YOUR OBJECTIVE - In the listing below, find every line with the string "sold" and pull it out.

INFORMATION SUPPLIED -
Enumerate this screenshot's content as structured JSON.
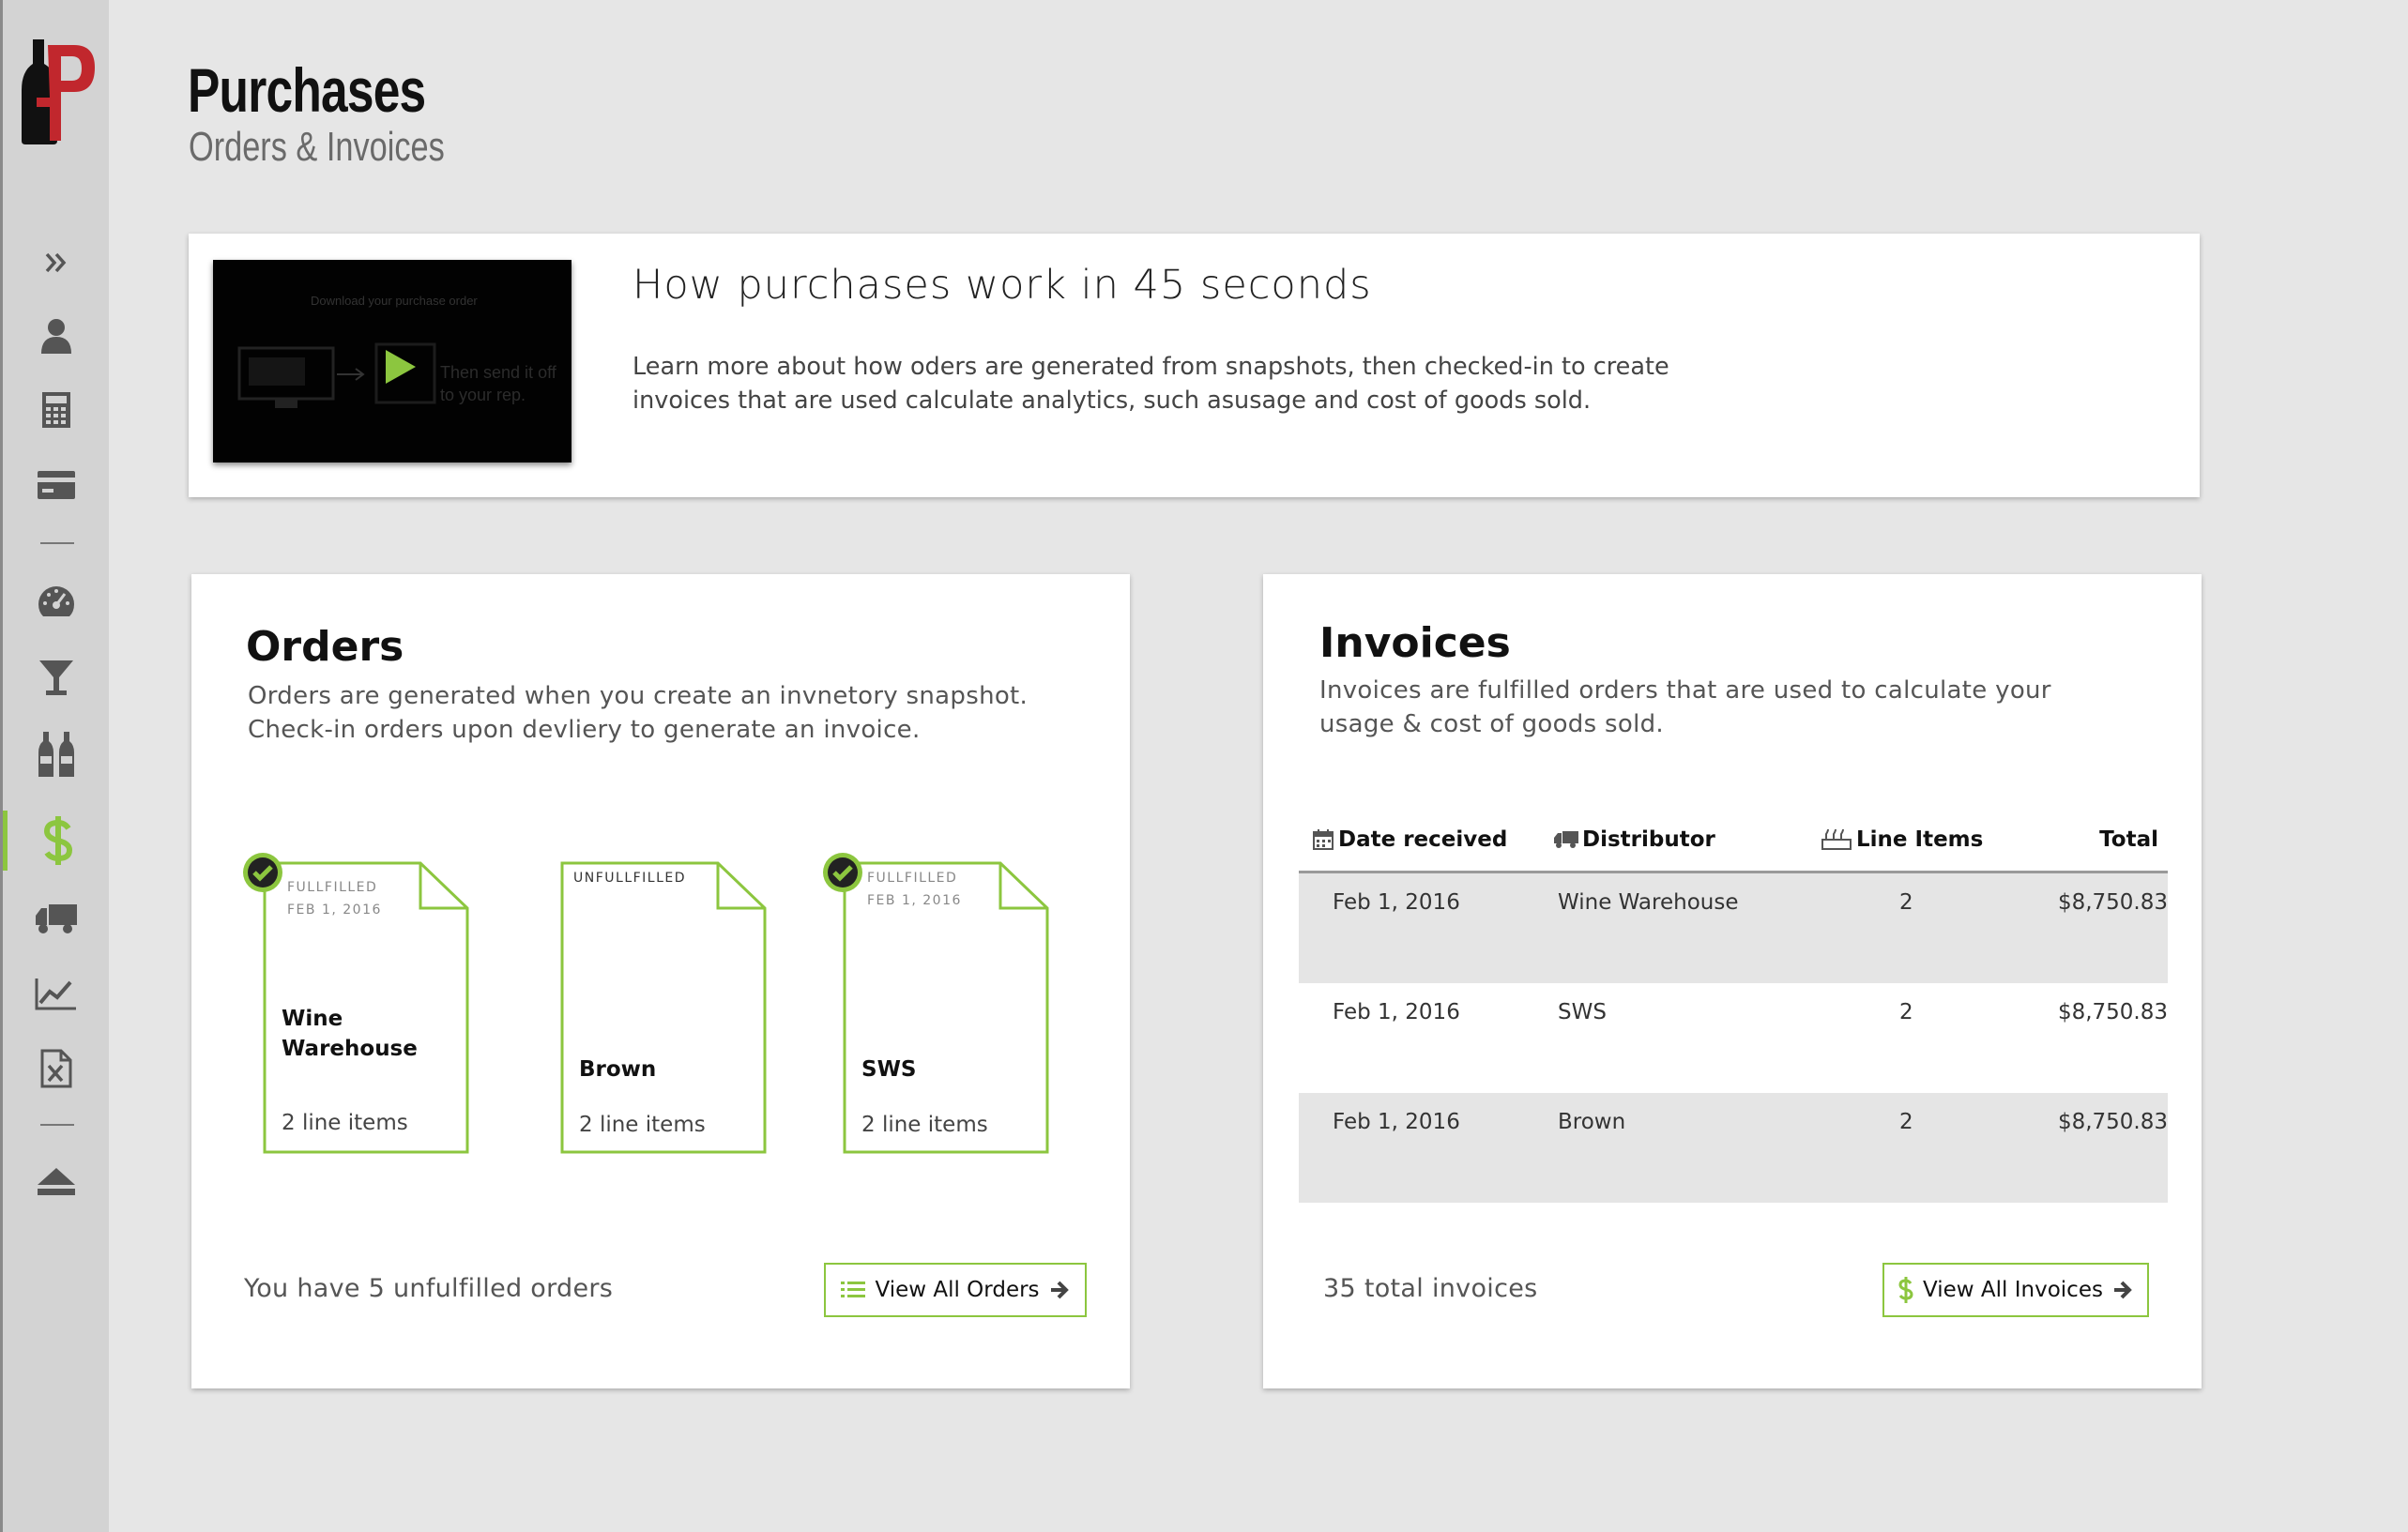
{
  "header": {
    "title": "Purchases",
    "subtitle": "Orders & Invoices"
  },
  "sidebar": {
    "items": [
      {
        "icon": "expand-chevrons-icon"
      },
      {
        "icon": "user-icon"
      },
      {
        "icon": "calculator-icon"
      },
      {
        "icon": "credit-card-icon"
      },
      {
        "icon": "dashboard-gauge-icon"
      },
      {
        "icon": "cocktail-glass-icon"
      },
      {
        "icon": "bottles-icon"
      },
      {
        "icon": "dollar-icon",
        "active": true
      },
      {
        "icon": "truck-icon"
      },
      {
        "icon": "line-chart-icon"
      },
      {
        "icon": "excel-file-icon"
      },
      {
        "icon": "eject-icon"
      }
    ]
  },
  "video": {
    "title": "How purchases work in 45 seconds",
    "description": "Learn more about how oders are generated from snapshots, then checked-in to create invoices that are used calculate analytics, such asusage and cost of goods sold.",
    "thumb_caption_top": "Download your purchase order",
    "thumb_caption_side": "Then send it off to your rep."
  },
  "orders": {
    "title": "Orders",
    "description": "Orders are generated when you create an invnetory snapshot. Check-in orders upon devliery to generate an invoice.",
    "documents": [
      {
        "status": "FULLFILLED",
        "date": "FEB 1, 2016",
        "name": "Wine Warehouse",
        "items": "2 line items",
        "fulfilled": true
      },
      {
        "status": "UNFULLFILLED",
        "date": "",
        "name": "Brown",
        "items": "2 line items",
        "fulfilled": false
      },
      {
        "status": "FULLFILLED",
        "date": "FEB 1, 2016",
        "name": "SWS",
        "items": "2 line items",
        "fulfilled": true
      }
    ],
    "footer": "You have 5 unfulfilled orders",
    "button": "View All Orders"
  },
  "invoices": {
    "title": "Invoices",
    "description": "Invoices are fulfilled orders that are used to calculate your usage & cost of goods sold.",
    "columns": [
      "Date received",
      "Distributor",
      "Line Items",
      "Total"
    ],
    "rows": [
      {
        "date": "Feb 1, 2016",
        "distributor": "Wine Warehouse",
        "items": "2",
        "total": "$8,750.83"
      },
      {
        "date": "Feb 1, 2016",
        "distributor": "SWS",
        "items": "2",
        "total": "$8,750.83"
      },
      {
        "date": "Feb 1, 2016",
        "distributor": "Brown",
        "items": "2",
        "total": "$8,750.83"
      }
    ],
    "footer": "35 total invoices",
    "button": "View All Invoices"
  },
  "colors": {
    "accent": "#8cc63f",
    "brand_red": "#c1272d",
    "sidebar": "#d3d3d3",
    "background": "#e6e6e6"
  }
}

EXPECTED ANSWER -
    "description": "Learn more about how oders are generated from snapshots, then checked-in to create invoices that are used calculate analytics, such asusage and cost of goods sold.",
    "description": "Invoices are fulfilled orders that are used to calculate your usage & cost of goods sold.",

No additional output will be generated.